**Given request:** Repeat all the material exactly; pictures stay out of your copy.

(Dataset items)
--------

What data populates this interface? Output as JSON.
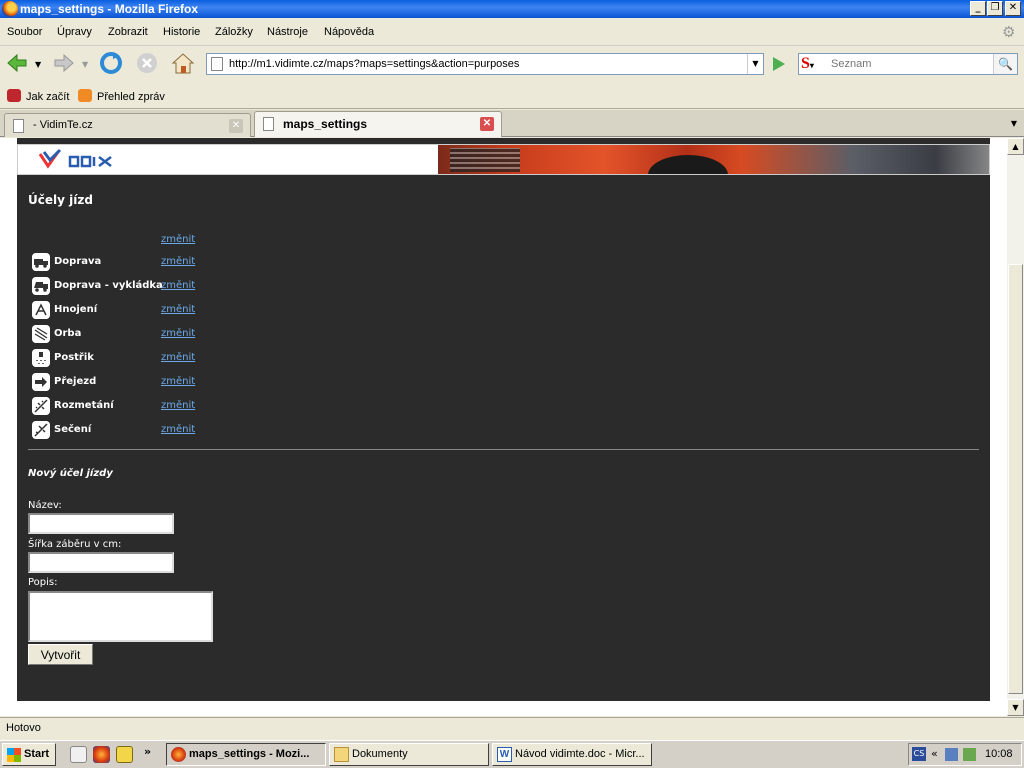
{
  "window": {
    "title": "maps_settings - Mozilla Firefox"
  },
  "menu": [
    "Soubor",
    "Úpravy",
    "Zobrazit",
    "Historie",
    "Záložky",
    "Nástroje",
    "Nápověda"
  ],
  "nav": {
    "url": "http://m1.vidimte.cz/maps?maps=settings&action=purposes",
    "search_placeholder": "Seznam"
  },
  "bookmarks": [
    "Jak začít",
    "Přehled zpráv"
  ],
  "tabs": [
    {
      "label": "- VidimTe.cz",
      "active": false
    },
    {
      "label": "maps_settings",
      "active": true
    }
  ],
  "page": {
    "title": "Účely jízd",
    "change_label": "změnit",
    "purposes": [
      "",
      "Doprava",
      "Doprava - vykládka",
      "Hnojení",
      "Orba",
      "Postřik",
      "Přejezd",
      "Rozmetání",
      "Sečení"
    ],
    "new_title": "Nový účel jízdy",
    "label_name": "Název:",
    "label_width": "Šířka záběru v cm:",
    "label_desc": "Popis:",
    "create_button": "Vytvořit"
  },
  "status": {
    "text": "Hotovo"
  },
  "taskbar": {
    "start": "Start",
    "buttons": [
      "maps_settings - Mozi...",
      "Dokumenty",
      "Návod vidimte.doc - Micr..."
    ],
    "clock": "10:08"
  }
}
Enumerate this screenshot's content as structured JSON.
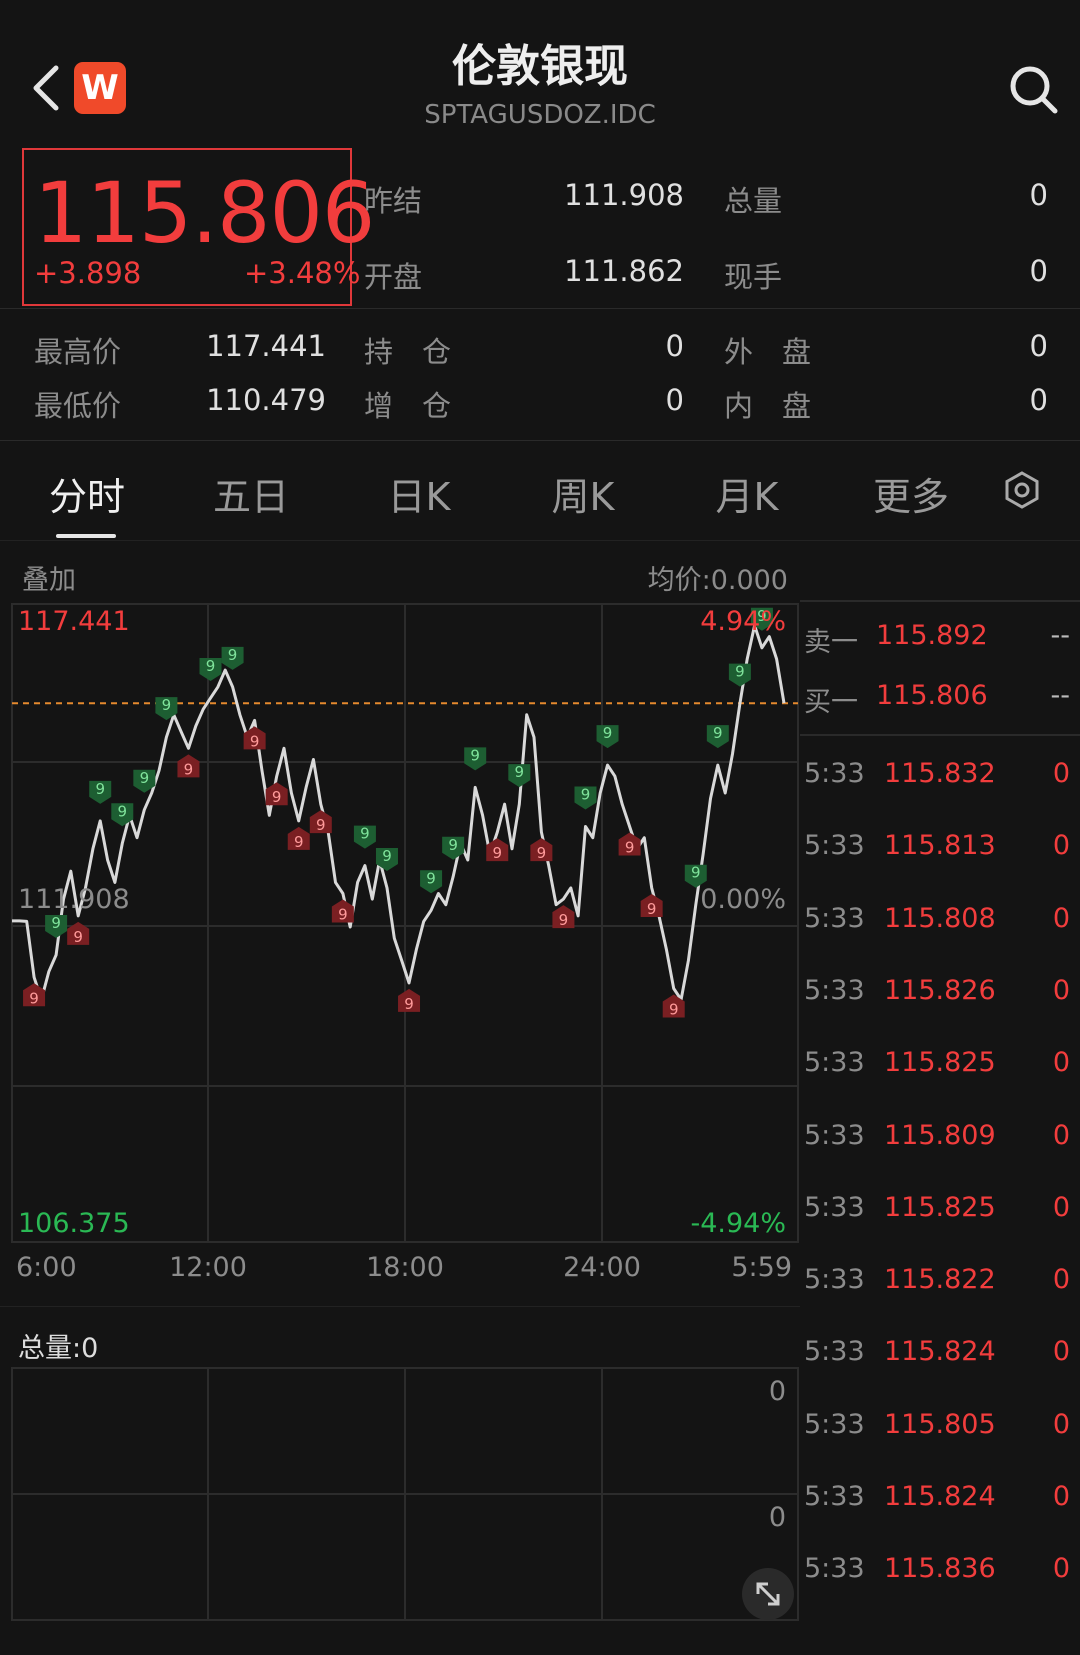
{
  "header": {
    "title": "伦敦银现",
    "code": "SPTAGUSDOZ.IDC",
    "logo_letter": "W"
  },
  "quote": {
    "price": "115.806",
    "change": "+3.898",
    "change_pct": "+3.48%",
    "rows": [
      [
        {
          "label": "昨结",
          "value": "111.908"
        },
        {
          "label": "总量",
          "value": "0"
        }
      ],
      [
        {
          "label": "开盘",
          "value": "111.862"
        },
        {
          "label": "现手",
          "value": "0"
        }
      ]
    ],
    "stats": [
      [
        {
          "label": "最高价",
          "value": "117.441"
        },
        {
          "label": "持　仓",
          "value": "0"
        },
        {
          "label": "外　盘",
          "value": "0"
        }
      ],
      [
        {
          "label": "最低价",
          "value": "110.479"
        },
        {
          "label": "增　仓",
          "value": "0"
        },
        {
          "label": "内　盘",
          "value": "0"
        }
      ]
    ]
  },
  "tabs": [
    "分时",
    "五日",
    "日K",
    "周K",
    "月K",
    "更多"
  ],
  "chart_header": {
    "overlay": "叠加",
    "avg_price": "均价:0.000"
  },
  "chart_data": {
    "type": "line",
    "y_high": "117.441",
    "y_low": "106.375",
    "y_mid": "111.908",
    "pct_high": "4.94%",
    "pct_mid": "0.00%",
    "pct_low": "-4.94%",
    "x_ticks": [
      "6:00",
      "12:00",
      "18:00",
      "24:00",
      "5:59"
    ],
    "ylim": [
      106.375,
      117.441
    ],
    "prev_settle": 111.908,
    "current": 115.806,
    "series": [
      {
        "values": [
          111.91,
          111.91,
          111.9,
          110.9,
          110.5,
          111.0,
          111.3,
          112.3,
          112.8,
          112.0,
          112.5,
          113.2,
          113.7,
          113.0,
          112.6,
          113.3,
          113.8,
          113.4,
          113.9,
          114.2,
          114.6,
          115.2,
          115.6,
          115.3,
          115.0,
          115.4,
          115.7,
          115.9,
          116.1,
          116.4,
          116.1,
          115.6,
          115.2,
          115.5,
          114.6,
          113.8,
          114.5,
          115.0,
          114.2,
          113.7,
          114.3,
          114.8,
          114.0,
          113.5,
          112.6,
          112.4,
          111.8,
          112.6,
          112.9,
          112.3,
          113.0,
          112.5,
          111.6,
          111.2,
          110.8,
          111.4,
          111.9,
          112.1,
          112.4,
          112.2,
          112.7,
          113.3,
          113.0,
          114.3,
          113.8,
          113.1,
          113.5,
          114.0,
          113.2,
          114.0,
          115.6,
          115.2,
          113.5,
          112.9,
          112.2,
          112.3,
          112.5,
          112.0,
          113.6,
          113.4,
          114.2,
          114.7,
          114.5,
          114.0,
          113.6,
          113.2,
          113.4,
          112.5,
          112.0,
          111.4,
          110.7,
          110.5,
          111.2,
          112.2,
          113.1,
          114.1,
          114.7,
          114.2,
          114.9,
          115.8,
          116.6,
          117.2,
          116.8,
          117.0,
          116.6,
          115.81
        ]
      }
    ]
  },
  "markers": {
    "green_label": "9",
    "red_label": "9"
  },
  "order_book": [
    {
      "label": "卖一",
      "price": "115.892",
      "vol": "--"
    },
    {
      "label": "买一",
      "price": "115.806",
      "vol": "--"
    }
  ],
  "trades": [
    {
      "time": "5:33",
      "price": "115.832",
      "vol": "0"
    },
    {
      "time": "5:33",
      "price": "115.813",
      "vol": "0"
    },
    {
      "time": "5:33",
      "price": "115.808",
      "vol": "0"
    },
    {
      "time": "5:33",
      "price": "115.826",
      "vol": "0"
    },
    {
      "time": "5:33",
      "price": "115.825",
      "vol": "0"
    },
    {
      "time": "5:33",
      "price": "115.809",
      "vol": "0"
    },
    {
      "time": "5:33",
      "price": "115.825",
      "vol": "0"
    },
    {
      "time": "5:33",
      "price": "115.822",
      "vol": "0"
    },
    {
      "time": "5:33",
      "price": "115.824",
      "vol": "0"
    },
    {
      "time": "5:33",
      "price": "115.805",
      "vol": "0"
    },
    {
      "time": "5:33",
      "price": "115.824",
      "vol": "0"
    },
    {
      "time": "5:33",
      "price": "115.836",
      "vol": "0"
    }
  ],
  "volume": {
    "label": "总量:0",
    "top_value": "0",
    "mid_value": "0"
  },
  "colors": {
    "up": "#f23d3d",
    "down": "#2ab954",
    "grid": "#2c2c2c",
    "line": "#d9d9d9"
  }
}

--------

**Result:**
What data populates this interface? Output as JSON.
{
  "window": {
    "title": "maps_settings - Mozilla Firefox"
  },
  "menu": [
    "Soubor",
    "Úpravy",
    "Zobrazit",
    "Historie",
    "Záložky",
    "Nástroje",
    "Nápověda"
  ],
  "nav": {
    "url": "http://m1.vidimte.cz/maps?maps=settings&action=purposes",
    "search_placeholder": "Seznam"
  },
  "bookmarks": [
    "Jak začít",
    "Přehled zpráv"
  ],
  "tabs": [
    {
      "label": "- VidimTe.cz",
      "active": false
    },
    {
      "label": "maps_settings",
      "active": true
    }
  ],
  "page": {
    "title": "Účely jízd",
    "change_label": "změnit",
    "purposes": [
      "",
      "Doprava",
      "Doprava - vykládka",
      "Hnojení",
      "Orba",
      "Postřik",
      "Přejezd",
      "Rozmetání",
      "Sečení"
    ],
    "new_title": "Nový účel jízdy",
    "label_name": "Název:",
    "label_width": "Šířka záběru v cm:",
    "label_desc": "Popis:",
    "create_button": "Vytvořit"
  },
  "status": {
    "text": "Hotovo"
  },
  "taskbar": {
    "start": "Start",
    "buttons": [
      "maps_settings - Mozi...",
      "Dokumenty",
      "Návod vidimte.doc - Micr..."
    ],
    "clock": "10:08"
  }
}
Enumerate this screenshot's content as structured JSON.
{
  "header": {
    "title": "伦敦银现",
    "code": "SPTAGUSDOZ.IDC",
    "logo_letter": "W"
  },
  "quote": {
    "price": "115.806",
    "change": "+3.898",
    "change_pct": "+3.48%",
    "rows": [
      [
        {
          "label": "昨结",
          "value": "111.908"
        },
        {
          "label": "总量",
          "value": "0"
        }
      ],
      [
        {
          "label": "开盘",
          "value": "111.862"
        },
        {
          "label": "现手",
          "value": "0"
        }
      ]
    ],
    "stats": [
      [
        {
          "label": "最高价",
          "value": "117.441"
        },
        {
          "label": "持　仓",
          "value": "0"
        },
        {
          "label": "外　盘",
          "value": "0"
        }
      ],
      [
        {
          "label": "最低价",
          "value": "110.479"
        },
        {
          "label": "增　仓",
          "value": "0"
        },
        {
          "label": "内　盘",
          "value": "0"
        }
      ]
    ]
  },
  "tabs": [
    "分时",
    "五日",
    "日K",
    "周K",
    "月K",
    "更多"
  ],
  "chart_header": {
    "overlay": "叠加",
    "avg_price": "均价:0.000"
  },
  "chart_data": {
    "type": "line",
    "y_high": "117.441",
    "y_low": "106.375",
    "y_mid": "111.908",
    "pct_high": "4.94%",
    "pct_mid": "0.00%",
    "pct_low": "-4.94%",
    "x_ticks": [
      "6:00",
      "12:00",
      "18:00",
      "24:00",
      "5:59"
    ],
    "ylim": [
      106.375,
      117.441
    ],
    "prev_settle": 111.908,
    "current": 115.806,
    "series": [
      {
        "values": [
          111.91,
          111.91,
          111.9,
          110.9,
          110.5,
          111.0,
          111.3,
          112.3,
          112.8,
          112.0,
          112.5,
          113.2,
          113.7,
          113.0,
          112.6,
          113.3,
          113.8,
          113.4,
          113.9,
          114.2,
          114.6,
          115.2,
          115.6,
          115.3,
          115.0,
          115.4,
          115.7,
          115.9,
          116.1,
          116.4,
          116.1,
          115.6,
          115.2,
          115.5,
          114.6,
          113.8,
          114.5,
          115.0,
          114.2,
          113.7,
          114.3,
          114.8,
          114.0,
          113.5,
          112.6,
          112.4,
          111.8,
          112.6,
          112.9,
          112.3,
          113.0,
          112.5,
          111.6,
          111.2,
          110.8,
          111.4,
          111.9,
          112.1,
          112.4,
          112.2,
          112.7,
          113.3,
          113.0,
          114.3,
          113.8,
          113.1,
          113.5,
          114.0,
          113.2,
          114.0,
          115.6,
          115.2,
          113.5,
          112.9,
          112.2,
          112.3,
          112.5,
          112.0,
          113.6,
          113.4,
          114.2,
          114.7,
          114.5,
          114.0,
          113.6,
          113.2,
          113.4,
          112.5,
          112.0,
          111.4,
          110.7,
          110.5,
          111.2,
          112.2,
          113.1,
          114.1,
          114.7,
          114.2,
          114.9,
          115.8,
          116.6,
          117.2,
          116.8,
          117.0,
          116.6,
          115.81
        ]
      }
    ]
  },
  "markers": {
    "green_label": "9",
    "red_label": "9"
  },
  "order_book": [
    {
      "label": "卖一",
      "price": "115.892",
      "vol": "--"
    },
    {
      "label": "买一",
      "price": "115.806",
      "vol": "--"
    }
  ],
  "trades": [
    {
      "time": "5:33",
      "price": "115.832",
      "vol": "0"
    },
    {
      "time": "5:33",
      "price": "115.813",
      "vol": "0"
    },
    {
      "time": "5:33",
      "price": "115.808",
      "vol": "0"
    },
    {
      "time": "5:33",
      "price": "115.826",
      "vol": "0"
    },
    {
      "time": "5:33",
      "price": "115.825",
      "vol": "0"
    },
    {
      "time": "5:33",
      "price": "115.809",
      "vol": "0"
    },
    {
      "time": "5:33",
      "price": "115.825",
      "vol": "0"
    },
    {
      "time": "5:33",
      "price": "115.822",
      "vol": "0"
    },
    {
      "time": "5:33",
      "price": "115.824",
      "vol": "0"
    },
    {
      "time": "5:33",
      "price": "115.805",
      "vol": "0"
    },
    {
      "time": "5:33",
      "price": "115.824",
      "vol": "0"
    },
    {
      "time": "5:33",
      "price": "115.836",
      "vol": "0"
    }
  ],
  "volume": {
    "label": "总量:0",
    "top_value": "0",
    "mid_value": "0"
  },
  "colors": {
    "up": "#f23d3d",
    "down": "#2ab954",
    "grid": "#2c2c2c",
    "line": "#d9d9d9"
  }
}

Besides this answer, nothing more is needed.